WRITTEN REQUEST: What follows is a set of entries. Give them again exactly, without the pictures.

INPUT FOR THIS TASK:

▬▬▬▬▬▬▬▬▬▬

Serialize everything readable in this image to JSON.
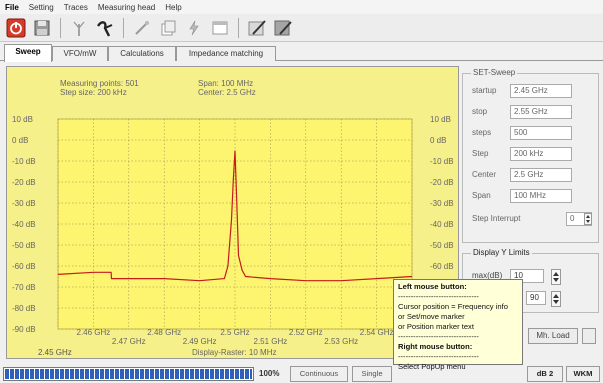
{
  "menu": [
    "File",
    "Setting",
    "Traces",
    "Measuring head",
    "Help"
  ],
  "icons": [
    "power-icon",
    "save-icon",
    "antenna-icon",
    "probe-icon",
    "wand-icon",
    "copy-icon",
    "lightning-icon",
    "window-icon",
    "pen-icon",
    "disk-pen-icon"
  ],
  "tabs": [
    "Sweep",
    "VFO/mW",
    "Calculations",
    "Impedance matching"
  ],
  "chart_info": {
    "measuring_points": "Measuring points: 501",
    "step_size": "Step size: 200 kHz",
    "span": "Span: 100 MHz",
    "center": "Center: 2.5 GHz",
    "display_raster": "Display-Raster: 10 MHz",
    "freq_start": "2.45 GHz"
  },
  "y_ticks": [
    "10 dB",
    "0 dB",
    "-10 dB",
    "-20 dB",
    "-30 dB",
    "-40 dB",
    "-50 dB",
    "-60 dB",
    "-70 dB",
    "-80 dB",
    "-90 dB"
  ],
  "x_ticks_row1": [
    "2.46 GHz",
    "2.48 GHz",
    "2.5 GHz",
    "2.52 GHz",
    "2.54 GHz"
  ],
  "x_ticks_row2": [
    "2.47 GHz",
    "2.49 GHz",
    "2.51 GHz",
    "2.53 GHz"
  ],
  "set_sweep": {
    "title": "SET-Sweep",
    "startup_label": "startup",
    "startup_value": "2.45 GHz",
    "stop_label": "stop",
    "stop_value": "2.55 GHz",
    "steps_label": "steps",
    "steps_value": "500",
    "step_label": "Step",
    "step_value": "200 kHz",
    "center_label": "Center",
    "center_value": "2.5 GHz",
    "span_label": "Span",
    "span_value": "100 MHz",
    "interrupt_label": "Step Interrupt",
    "interrupt_value": "0"
  },
  "display_y": {
    "title": "Display Y Limits",
    "max_label": "max(dB)",
    "max_value": "10",
    "min_value": "90"
  },
  "mh_load": "Mh. Load",
  "tooltip": {
    "title": "Left mouse button:",
    "divider": "--------------------------------",
    "line1": "Cursor position = Frequency info",
    "line2": "or Set/move marker",
    "line3": "or Position marker text",
    "right_title": "Right mouse button:",
    "right_line": "Select PopUp menu"
  },
  "status": {
    "progress_percent": 100,
    "progress_text": "100%",
    "continuous": "Continuous",
    "single": "Single",
    "db2": "dB 2",
    "wkm": "WKM"
  },
  "colors": {
    "plot_bg": "#fdf46f",
    "trace": "#c41c1c",
    "progress": "#2f5fb8"
  },
  "chart_data": {
    "type": "line",
    "xlabel": "",
    "ylabel": "",
    "xlim": [
      2.45,
      2.55
    ],
    "ylim": [
      -90,
      10
    ],
    "x": [
      2.45,
      2.46,
      2.465,
      2.4651,
      2.48,
      2.49,
      2.497,
      2.498,
      2.499,
      2.4995,
      2.5,
      2.5005,
      2.501,
      2.502,
      2.503,
      2.51,
      2.52,
      2.53,
      2.54,
      2.55
    ],
    "series": [
      {
        "values": [
          -64,
          -63,
          -63,
          -66,
          -66,
          -67,
          -66,
          -60,
          -38,
          -20,
          -5,
          -30,
          -55,
          -62,
          -65,
          -66,
          -67,
          -67,
          -66,
          -65
        ]
      }
    ]
  }
}
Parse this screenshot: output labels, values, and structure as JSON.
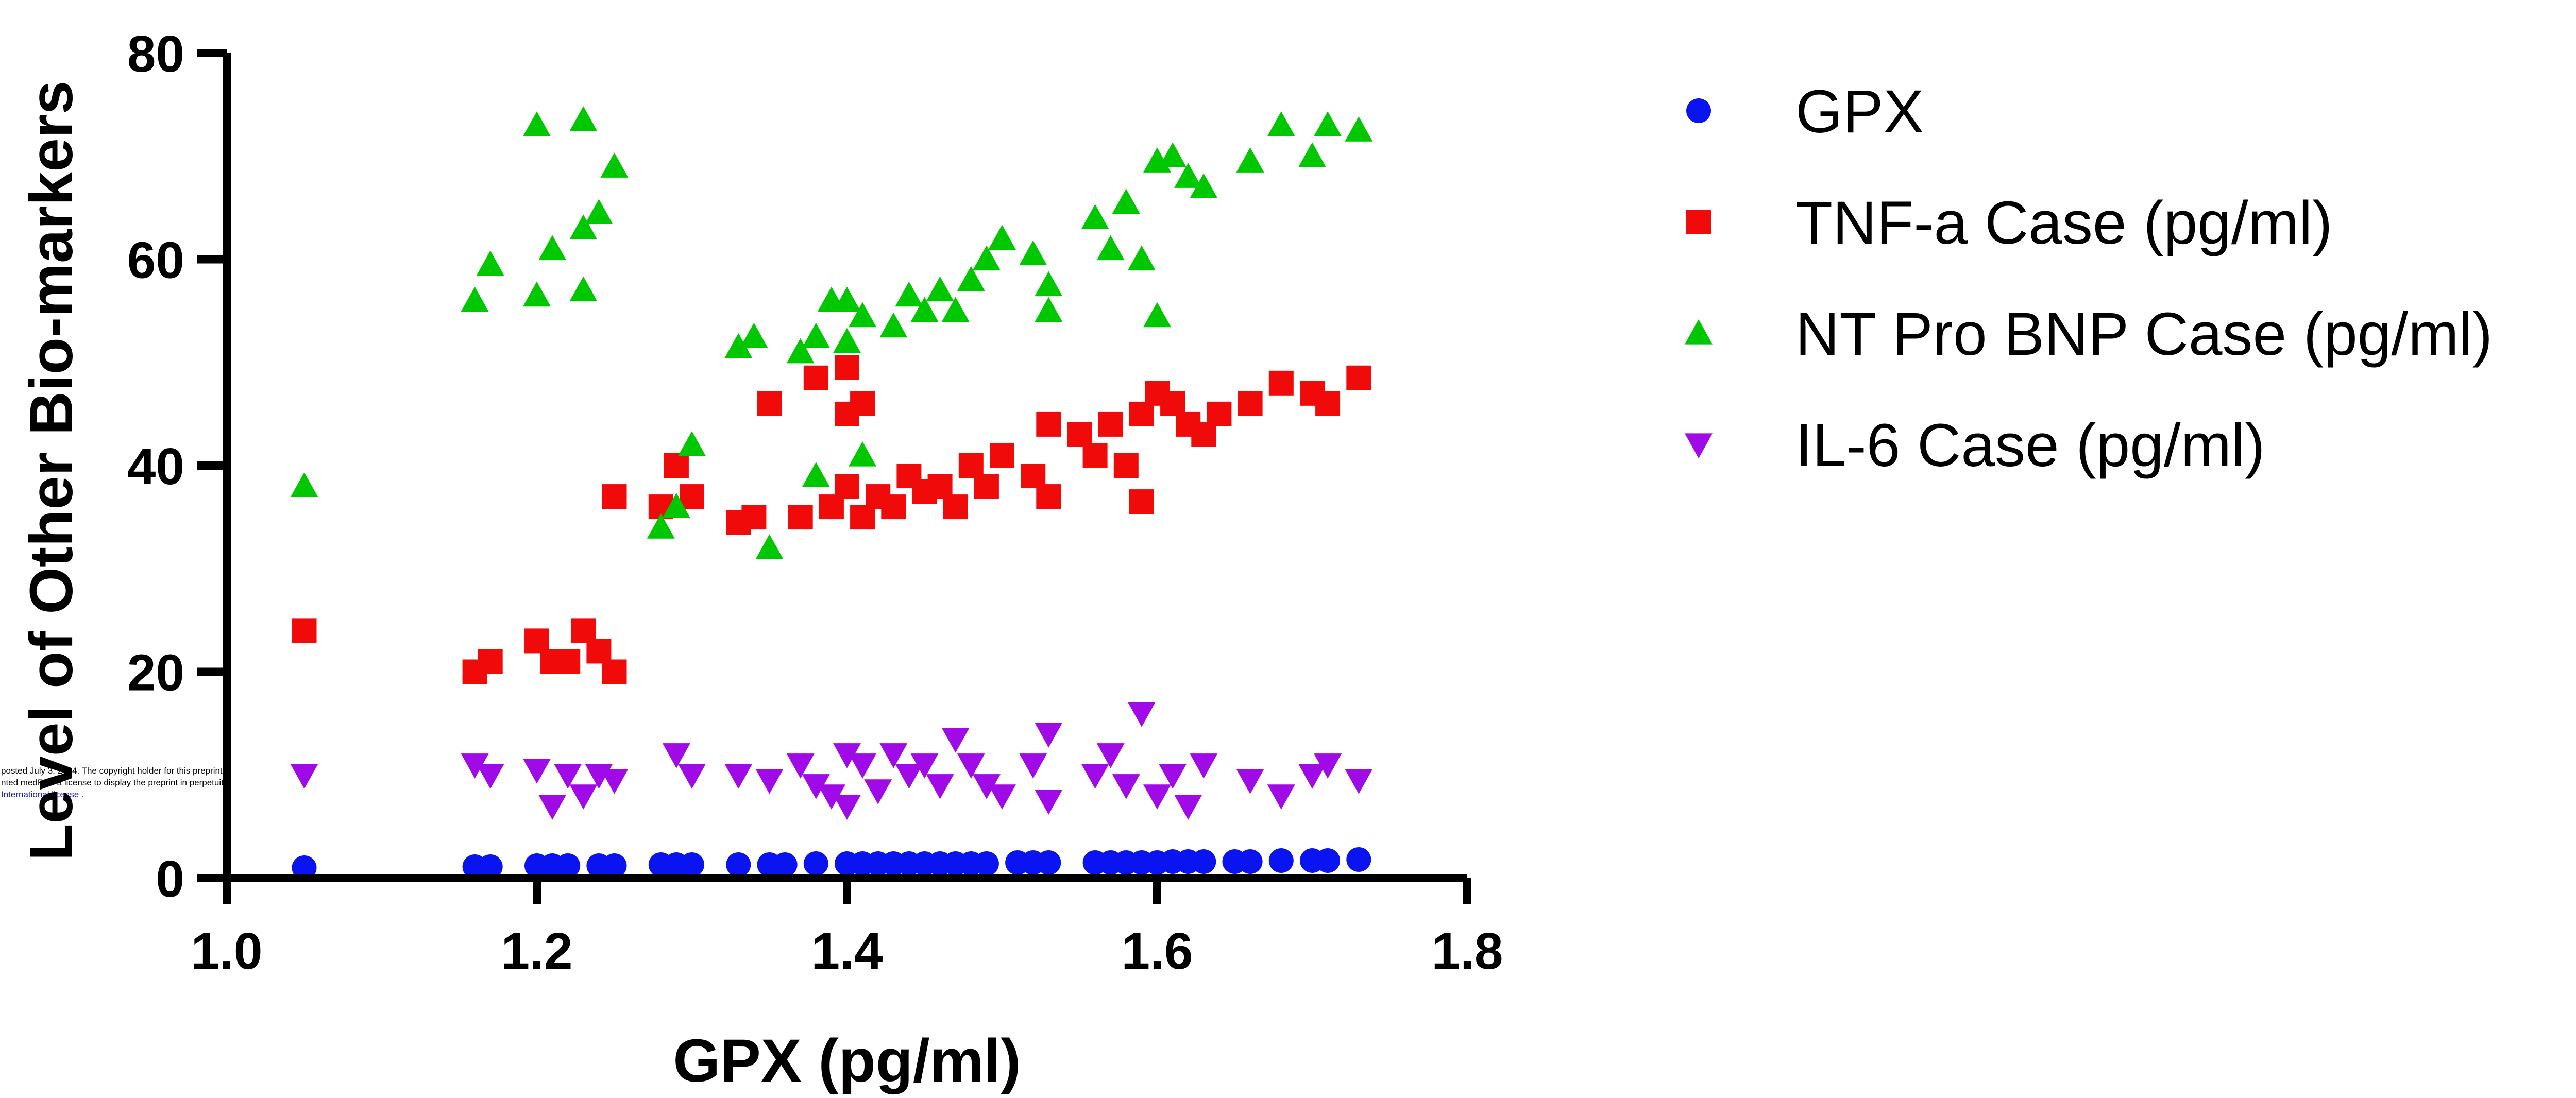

▬▬▬▬▬▬▬▬▬▬

RESPONSE TO THIS TASK:
Serialize everything readable in this image to JSON.
{
  "menu": [
    "File",
    "Setting",
    "Traces",
    "Measuring head",
    "Help"
  ],
  "icons": [
    "power-icon",
    "save-icon",
    "antenna-icon",
    "probe-icon",
    "wand-icon",
    "copy-icon",
    "lightning-icon",
    "window-icon",
    "pen-icon",
    "disk-pen-icon"
  ],
  "tabs": [
    "Sweep",
    "VFO/mW",
    "Calculations",
    "Impedance matching"
  ],
  "chart_info": {
    "measuring_points": "Measuring points: 501",
    "step_size": "Step size: 200 kHz",
    "span": "Span: 100 MHz",
    "center": "Center: 2.5 GHz",
    "display_raster": "Display-Raster: 10 MHz",
    "freq_start": "2.45 GHz"
  },
  "y_ticks": [
    "10 dB",
    "0 dB",
    "-10 dB",
    "-20 dB",
    "-30 dB",
    "-40 dB",
    "-50 dB",
    "-60 dB",
    "-70 dB",
    "-80 dB",
    "-90 dB"
  ],
  "x_ticks_row1": [
    "2.46 GHz",
    "2.48 GHz",
    "2.5 GHz",
    "2.52 GHz",
    "2.54 GHz"
  ],
  "x_ticks_row2": [
    "2.47 GHz",
    "2.49 GHz",
    "2.51 GHz",
    "2.53 GHz"
  ],
  "set_sweep": {
    "title": "SET-Sweep",
    "startup_label": "startup",
    "startup_value": "2.45 GHz",
    "stop_label": "stop",
    "stop_value": "2.55 GHz",
    "steps_label": "steps",
    "steps_value": "500",
    "step_label": "Step",
    "step_value": "200 kHz",
    "center_label": "Center",
    "center_value": "2.5 GHz",
    "span_label": "Span",
    "span_value": "100 MHz",
    "interrupt_label": "Step Interrupt",
    "interrupt_value": "0"
  },
  "display_y": {
    "title": "Display Y Limits",
    "max_label": "max(dB)",
    "max_value": "10",
    "min_value": "90"
  },
  "mh_load": "Mh. Load",
  "tooltip": {
    "title": "Left mouse button:",
    "divider": "--------------------------------",
    "line1": "Cursor position = Frequency info",
    "line2": "or Set/move marker",
    "line3": "or Position marker text",
    "right_title": "Right mouse button:",
    "right_line": "Select PopUp menu"
  },
  "status": {
    "progress_percent": 100,
    "progress_text": "100%",
    "continuous": "Continuous",
    "single": "Single",
    "db2": "dB 2",
    "wkm": "WKM"
  },
  "colors": {
    "plot_bg": "#fdf46f",
    "trace": "#c41c1c",
    "progress": "#2f5fb8"
  },
  "chart_data": {
    "type": "line",
    "xlabel": "",
    "ylabel": "",
    "xlim": [
      2.45,
      2.55
    ],
    "ylim": [
      -90,
      10
    ],
    "x": [
      2.45,
      2.46,
      2.465,
      2.4651,
      2.48,
      2.49,
      2.497,
      2.498,
      2.499,
      2.4995,
      2.5,
      2.5005,
      2.501,
      2.502,
      2.503,
      2.51,
      2.52,
      2.53,
      2.54,
      2.55
    ],
    "series": [
      {
        "values": [
          -64,
          -63,
          -63,
          -66,
          -66,
          -67,
          -66,
          -60,
          -38,
          -20,
          -5,
          -30,
          -55,
          -62,
          -65,
          -66,
          -67,
          -67,
          -66,
          -65
        ]
      }
    ]
  }
}
Parse this screenshot: output labels, values, and structure as JSON.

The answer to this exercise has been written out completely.